▶ **WRITTEN REQUEST**: In the entries below, find the lines that contain the word "diciembre" and copy them.

(Stored dataset items)
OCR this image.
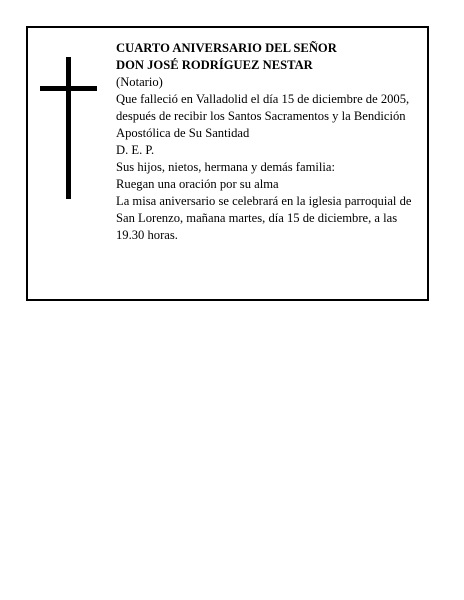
CUARTO ANIVERSARIO DEL SEÑOR

DON JOSÉ RODRÍGUEZ NESTAR

(Notario)

Que falleció en Valladolid el día 15 de diciembre de 2005, después de recibir los Santos Sacramentos y la Bendición Apostólica de Su Santidad

D. E. P.

Sus hijos, nietos, hermana y demás familia:

Ruegan una oración por su alma

La misa aniversario se celebrará en la iglesia parroquial de San Lorenzo, mañana martes, día 15 de diciembre, a las 19.30 horas.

▶ **WRITTEN ANSWER**:
Que falleció en Valladolid el día 15 de diciembre de 2005, después de recibir los Santos Sacramentos y la Bendición Apostólica de Su Santidad
La misa aniversario se celebrará en la iglesia parroquial de San Lorenzo, mañana martes, día 15 de diciembre, a las 19.30 horas.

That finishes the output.